** Start AVAILABLE DATA **
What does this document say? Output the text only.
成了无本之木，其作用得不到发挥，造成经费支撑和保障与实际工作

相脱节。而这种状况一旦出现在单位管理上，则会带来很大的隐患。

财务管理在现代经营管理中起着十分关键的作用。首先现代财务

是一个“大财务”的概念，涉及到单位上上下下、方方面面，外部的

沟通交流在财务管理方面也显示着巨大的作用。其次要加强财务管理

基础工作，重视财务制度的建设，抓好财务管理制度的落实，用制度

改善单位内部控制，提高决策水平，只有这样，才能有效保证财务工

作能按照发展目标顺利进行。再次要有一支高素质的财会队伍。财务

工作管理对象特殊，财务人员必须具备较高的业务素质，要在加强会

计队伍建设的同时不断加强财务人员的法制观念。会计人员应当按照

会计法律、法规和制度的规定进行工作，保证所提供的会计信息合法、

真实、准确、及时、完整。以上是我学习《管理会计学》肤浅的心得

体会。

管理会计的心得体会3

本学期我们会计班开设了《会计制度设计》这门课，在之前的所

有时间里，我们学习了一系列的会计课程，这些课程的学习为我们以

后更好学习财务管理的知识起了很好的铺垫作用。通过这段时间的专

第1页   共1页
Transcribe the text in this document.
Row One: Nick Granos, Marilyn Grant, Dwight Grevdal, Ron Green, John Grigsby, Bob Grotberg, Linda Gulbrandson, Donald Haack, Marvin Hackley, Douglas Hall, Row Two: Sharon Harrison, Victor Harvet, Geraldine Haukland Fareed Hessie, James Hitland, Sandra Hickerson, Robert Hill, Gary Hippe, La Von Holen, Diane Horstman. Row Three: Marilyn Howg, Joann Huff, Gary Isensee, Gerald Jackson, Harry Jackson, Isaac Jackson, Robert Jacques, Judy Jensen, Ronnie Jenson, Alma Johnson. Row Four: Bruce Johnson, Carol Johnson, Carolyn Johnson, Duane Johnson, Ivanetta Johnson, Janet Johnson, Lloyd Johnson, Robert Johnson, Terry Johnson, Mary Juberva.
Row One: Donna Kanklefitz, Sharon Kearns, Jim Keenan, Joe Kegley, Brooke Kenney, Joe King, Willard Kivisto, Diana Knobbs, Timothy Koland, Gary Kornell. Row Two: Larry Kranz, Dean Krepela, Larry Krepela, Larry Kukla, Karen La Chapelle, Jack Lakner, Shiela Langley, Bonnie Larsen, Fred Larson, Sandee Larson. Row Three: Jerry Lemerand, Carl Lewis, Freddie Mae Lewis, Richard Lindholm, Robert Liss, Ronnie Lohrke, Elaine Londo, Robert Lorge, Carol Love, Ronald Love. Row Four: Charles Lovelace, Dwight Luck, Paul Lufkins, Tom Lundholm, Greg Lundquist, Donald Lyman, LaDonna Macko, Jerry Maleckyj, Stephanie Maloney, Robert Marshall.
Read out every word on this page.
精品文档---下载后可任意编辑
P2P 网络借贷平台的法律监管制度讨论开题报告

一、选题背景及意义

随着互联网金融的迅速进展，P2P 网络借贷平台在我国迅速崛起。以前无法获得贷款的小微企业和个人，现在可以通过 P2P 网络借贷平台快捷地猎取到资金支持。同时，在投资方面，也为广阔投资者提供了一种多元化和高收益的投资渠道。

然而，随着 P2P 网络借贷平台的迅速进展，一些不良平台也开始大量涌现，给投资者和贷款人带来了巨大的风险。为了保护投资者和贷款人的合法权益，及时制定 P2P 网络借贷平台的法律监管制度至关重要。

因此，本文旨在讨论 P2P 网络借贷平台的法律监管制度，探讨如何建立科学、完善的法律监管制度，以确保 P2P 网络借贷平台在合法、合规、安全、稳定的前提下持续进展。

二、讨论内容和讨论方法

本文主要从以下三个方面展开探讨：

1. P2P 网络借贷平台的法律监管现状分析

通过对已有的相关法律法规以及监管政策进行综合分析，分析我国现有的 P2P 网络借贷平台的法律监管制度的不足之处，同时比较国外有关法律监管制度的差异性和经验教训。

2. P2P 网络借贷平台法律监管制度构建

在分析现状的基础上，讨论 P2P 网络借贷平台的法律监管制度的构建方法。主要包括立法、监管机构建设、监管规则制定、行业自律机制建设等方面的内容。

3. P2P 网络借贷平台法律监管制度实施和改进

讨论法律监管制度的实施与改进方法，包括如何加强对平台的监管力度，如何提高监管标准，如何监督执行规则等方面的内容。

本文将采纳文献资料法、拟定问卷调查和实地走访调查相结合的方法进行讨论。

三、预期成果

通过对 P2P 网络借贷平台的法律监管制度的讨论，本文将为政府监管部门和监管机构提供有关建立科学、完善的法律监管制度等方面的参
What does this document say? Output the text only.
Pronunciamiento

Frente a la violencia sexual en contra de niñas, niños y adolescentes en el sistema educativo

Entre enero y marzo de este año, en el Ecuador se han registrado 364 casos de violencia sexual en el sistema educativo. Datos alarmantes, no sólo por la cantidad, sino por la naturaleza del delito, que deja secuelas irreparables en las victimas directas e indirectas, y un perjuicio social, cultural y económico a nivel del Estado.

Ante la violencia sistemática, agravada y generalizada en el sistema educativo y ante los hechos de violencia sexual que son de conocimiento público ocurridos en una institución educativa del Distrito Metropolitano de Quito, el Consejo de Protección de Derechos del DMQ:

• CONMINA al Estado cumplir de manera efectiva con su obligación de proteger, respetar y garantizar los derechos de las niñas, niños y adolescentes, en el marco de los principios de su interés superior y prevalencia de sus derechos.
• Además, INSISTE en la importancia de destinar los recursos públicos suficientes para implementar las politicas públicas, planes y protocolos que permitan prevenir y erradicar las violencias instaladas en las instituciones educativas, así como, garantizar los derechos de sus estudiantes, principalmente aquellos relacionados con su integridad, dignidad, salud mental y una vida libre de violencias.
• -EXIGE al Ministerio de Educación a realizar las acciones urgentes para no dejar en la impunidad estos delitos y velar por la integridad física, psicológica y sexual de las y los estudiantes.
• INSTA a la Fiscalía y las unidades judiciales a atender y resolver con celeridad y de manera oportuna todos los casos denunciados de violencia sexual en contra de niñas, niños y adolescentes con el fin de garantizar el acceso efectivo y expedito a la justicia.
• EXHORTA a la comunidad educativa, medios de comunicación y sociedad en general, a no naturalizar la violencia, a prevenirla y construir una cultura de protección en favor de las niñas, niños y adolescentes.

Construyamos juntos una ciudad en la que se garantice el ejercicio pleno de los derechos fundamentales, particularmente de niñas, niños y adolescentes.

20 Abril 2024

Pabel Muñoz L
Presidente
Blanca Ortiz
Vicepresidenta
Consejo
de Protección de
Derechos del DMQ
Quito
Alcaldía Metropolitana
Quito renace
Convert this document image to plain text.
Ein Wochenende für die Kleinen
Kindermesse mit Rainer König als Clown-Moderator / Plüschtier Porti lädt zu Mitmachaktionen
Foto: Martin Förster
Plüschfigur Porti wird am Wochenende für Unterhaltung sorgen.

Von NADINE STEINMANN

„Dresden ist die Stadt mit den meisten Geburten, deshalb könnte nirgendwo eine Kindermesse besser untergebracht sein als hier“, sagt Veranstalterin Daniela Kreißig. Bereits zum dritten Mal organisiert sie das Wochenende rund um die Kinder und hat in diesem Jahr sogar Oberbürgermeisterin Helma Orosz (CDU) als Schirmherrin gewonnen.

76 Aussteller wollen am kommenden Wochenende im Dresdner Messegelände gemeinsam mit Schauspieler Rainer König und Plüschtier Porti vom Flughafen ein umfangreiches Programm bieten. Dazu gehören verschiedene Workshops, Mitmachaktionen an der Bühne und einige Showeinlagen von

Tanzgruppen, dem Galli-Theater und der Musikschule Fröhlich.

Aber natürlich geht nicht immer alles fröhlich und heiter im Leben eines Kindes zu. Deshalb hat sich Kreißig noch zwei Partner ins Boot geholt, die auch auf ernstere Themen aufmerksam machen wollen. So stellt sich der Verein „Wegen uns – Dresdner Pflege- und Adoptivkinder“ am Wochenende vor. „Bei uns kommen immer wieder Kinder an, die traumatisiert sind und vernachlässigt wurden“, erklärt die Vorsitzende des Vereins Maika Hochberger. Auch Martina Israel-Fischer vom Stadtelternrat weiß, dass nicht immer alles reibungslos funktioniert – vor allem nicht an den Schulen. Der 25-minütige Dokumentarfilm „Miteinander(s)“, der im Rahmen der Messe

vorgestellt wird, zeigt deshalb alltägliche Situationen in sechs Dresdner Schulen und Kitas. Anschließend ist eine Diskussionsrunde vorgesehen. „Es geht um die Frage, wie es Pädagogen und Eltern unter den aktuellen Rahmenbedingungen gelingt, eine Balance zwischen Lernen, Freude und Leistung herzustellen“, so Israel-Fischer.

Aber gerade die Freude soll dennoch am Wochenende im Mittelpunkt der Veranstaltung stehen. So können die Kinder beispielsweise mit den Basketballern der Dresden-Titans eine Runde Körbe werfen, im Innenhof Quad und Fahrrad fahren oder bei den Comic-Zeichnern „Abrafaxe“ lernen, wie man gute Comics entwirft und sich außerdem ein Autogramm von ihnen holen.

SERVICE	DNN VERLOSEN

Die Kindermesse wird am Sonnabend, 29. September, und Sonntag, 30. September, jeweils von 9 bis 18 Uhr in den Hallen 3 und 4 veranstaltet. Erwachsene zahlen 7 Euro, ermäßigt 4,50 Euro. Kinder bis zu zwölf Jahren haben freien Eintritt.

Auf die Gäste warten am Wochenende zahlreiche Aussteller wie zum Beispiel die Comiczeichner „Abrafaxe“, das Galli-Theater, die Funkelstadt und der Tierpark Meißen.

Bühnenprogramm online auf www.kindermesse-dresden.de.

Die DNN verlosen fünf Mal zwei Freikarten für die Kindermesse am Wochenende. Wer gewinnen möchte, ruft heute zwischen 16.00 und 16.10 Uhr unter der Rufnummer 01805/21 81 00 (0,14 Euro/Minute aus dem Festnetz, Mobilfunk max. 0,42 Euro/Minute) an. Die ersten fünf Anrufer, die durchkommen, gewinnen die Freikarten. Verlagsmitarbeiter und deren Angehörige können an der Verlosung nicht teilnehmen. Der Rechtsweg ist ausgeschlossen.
** End AVAILABLE DATA **
== WORK INSTRUCTIONS ==
Look through the entries and return every line where "integridad" appears.

== FULL RESPONSE ==
• Además, INSISTE en la importancia de destinar los recursos públicos suficientes para implementar las politicas públicas, planes y protocolos que permitan prevenir y erradicar las violencias instaladas en las instituciones educativas, así como, garantizar los derechos de sus estudiantes, principalmente aquellos relacionados con su integridad, dignidad, salud mental y una vida libre de violencias.
• -EXIGE al Ministerio de Educación a realizar las acciones urgentes para no dejar en la impunidad estos delitos y velar por la integridad física, psicológica y sexual de las y los estudiantes.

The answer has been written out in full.